## Data to process
---

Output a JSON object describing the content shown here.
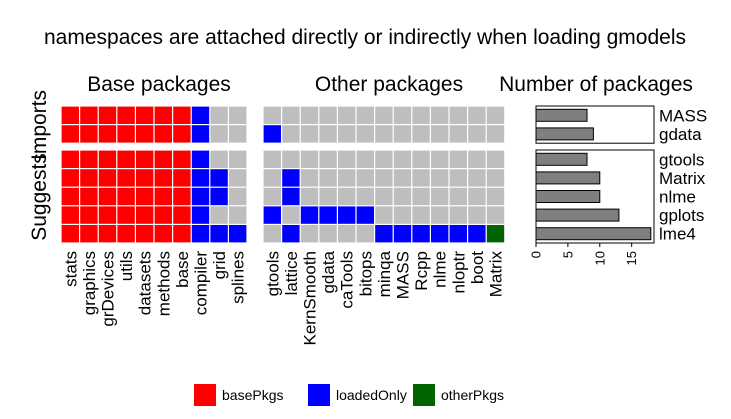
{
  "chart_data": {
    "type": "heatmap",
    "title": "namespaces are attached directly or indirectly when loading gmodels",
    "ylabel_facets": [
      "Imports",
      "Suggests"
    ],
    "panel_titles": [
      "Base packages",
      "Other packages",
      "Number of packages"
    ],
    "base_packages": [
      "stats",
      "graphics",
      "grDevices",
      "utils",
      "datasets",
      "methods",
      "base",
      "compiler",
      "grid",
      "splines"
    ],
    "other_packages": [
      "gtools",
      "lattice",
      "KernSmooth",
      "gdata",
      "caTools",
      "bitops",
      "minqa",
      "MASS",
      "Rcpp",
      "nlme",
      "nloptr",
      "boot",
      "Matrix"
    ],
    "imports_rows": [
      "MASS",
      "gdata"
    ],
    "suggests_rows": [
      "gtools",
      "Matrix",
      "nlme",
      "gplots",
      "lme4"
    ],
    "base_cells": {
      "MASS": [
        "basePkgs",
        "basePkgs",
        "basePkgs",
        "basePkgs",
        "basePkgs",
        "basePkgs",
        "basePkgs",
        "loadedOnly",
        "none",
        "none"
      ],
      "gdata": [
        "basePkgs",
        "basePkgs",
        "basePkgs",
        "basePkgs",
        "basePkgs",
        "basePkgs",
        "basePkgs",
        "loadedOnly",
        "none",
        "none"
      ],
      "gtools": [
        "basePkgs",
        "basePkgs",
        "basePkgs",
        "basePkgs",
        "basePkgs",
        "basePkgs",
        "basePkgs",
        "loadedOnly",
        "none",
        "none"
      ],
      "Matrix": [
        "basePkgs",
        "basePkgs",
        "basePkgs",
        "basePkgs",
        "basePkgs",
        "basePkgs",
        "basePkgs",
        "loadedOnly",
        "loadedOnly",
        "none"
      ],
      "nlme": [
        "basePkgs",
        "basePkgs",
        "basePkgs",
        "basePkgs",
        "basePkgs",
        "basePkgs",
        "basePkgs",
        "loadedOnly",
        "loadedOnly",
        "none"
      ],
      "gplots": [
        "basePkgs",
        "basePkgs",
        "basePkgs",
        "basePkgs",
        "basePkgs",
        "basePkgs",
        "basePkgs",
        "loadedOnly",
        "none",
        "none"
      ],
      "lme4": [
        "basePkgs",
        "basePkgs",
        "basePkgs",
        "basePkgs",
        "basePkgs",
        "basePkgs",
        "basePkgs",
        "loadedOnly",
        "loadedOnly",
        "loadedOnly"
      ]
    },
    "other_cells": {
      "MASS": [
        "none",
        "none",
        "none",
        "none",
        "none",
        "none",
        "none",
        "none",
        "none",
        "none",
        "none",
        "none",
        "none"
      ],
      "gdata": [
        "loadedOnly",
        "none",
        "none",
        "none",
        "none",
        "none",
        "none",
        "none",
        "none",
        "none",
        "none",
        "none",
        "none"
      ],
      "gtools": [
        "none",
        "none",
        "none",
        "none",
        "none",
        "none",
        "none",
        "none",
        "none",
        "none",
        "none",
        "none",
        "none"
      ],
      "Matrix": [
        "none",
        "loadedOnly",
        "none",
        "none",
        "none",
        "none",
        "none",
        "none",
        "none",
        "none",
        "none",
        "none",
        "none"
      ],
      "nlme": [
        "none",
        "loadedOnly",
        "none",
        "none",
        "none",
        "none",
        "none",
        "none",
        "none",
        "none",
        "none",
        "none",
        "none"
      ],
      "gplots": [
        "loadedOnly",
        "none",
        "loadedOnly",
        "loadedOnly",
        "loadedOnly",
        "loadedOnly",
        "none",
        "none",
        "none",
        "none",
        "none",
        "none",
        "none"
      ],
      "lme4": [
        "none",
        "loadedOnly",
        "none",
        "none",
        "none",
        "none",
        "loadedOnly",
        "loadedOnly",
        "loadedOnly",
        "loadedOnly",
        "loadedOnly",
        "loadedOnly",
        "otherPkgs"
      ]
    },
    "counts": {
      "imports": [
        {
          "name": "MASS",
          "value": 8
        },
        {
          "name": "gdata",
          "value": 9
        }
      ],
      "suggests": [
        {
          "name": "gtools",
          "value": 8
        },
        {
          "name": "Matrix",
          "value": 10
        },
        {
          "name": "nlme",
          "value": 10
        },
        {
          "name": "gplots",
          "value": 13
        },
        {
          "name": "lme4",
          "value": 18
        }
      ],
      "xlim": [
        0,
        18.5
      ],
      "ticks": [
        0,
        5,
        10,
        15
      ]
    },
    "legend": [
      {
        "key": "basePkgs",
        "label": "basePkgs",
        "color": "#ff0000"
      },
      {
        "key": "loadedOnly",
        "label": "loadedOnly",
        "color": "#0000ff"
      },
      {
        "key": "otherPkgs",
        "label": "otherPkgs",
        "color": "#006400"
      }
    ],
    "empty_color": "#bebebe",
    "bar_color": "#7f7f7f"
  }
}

---

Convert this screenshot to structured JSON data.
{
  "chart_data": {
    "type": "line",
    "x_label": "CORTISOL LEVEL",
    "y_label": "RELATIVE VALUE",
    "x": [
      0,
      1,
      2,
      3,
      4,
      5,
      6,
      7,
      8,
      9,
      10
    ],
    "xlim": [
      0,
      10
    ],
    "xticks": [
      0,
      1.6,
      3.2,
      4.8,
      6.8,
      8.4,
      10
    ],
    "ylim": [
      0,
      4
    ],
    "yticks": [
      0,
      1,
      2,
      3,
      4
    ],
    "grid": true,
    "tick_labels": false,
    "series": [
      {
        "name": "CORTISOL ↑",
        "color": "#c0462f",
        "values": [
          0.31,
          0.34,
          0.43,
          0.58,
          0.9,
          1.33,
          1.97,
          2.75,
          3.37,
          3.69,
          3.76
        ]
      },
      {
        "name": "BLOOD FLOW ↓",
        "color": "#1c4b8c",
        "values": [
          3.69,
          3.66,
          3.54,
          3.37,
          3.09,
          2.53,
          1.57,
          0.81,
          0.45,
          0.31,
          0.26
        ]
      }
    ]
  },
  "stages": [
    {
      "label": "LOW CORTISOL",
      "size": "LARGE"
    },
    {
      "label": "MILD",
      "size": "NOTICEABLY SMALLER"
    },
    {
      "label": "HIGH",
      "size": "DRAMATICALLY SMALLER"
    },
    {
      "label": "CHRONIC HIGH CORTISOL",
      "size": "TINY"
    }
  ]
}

---

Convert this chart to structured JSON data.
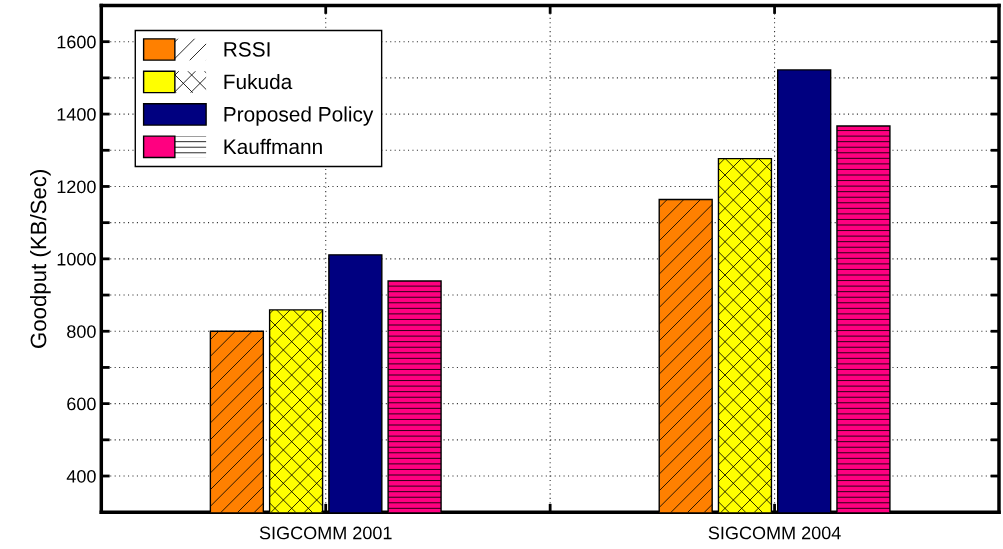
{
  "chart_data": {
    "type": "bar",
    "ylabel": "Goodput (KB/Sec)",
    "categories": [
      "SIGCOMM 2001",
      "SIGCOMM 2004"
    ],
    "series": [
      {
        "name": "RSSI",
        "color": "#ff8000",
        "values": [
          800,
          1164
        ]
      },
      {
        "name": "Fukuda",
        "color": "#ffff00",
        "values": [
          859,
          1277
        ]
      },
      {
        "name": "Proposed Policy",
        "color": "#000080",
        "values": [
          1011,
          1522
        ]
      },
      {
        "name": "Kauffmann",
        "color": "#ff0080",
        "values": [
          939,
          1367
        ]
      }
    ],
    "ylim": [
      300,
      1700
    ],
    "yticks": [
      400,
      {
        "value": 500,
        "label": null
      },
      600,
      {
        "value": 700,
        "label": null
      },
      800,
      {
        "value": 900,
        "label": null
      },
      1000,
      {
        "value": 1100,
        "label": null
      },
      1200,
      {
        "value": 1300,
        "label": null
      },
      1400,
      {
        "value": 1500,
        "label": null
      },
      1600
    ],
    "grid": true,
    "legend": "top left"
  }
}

---

## Problem details
From the data above, copy each line where the string "Convert" appears.

## Complete answer
Convert this screenshot to structured JSON data.
Convert this chart to structured JSON data.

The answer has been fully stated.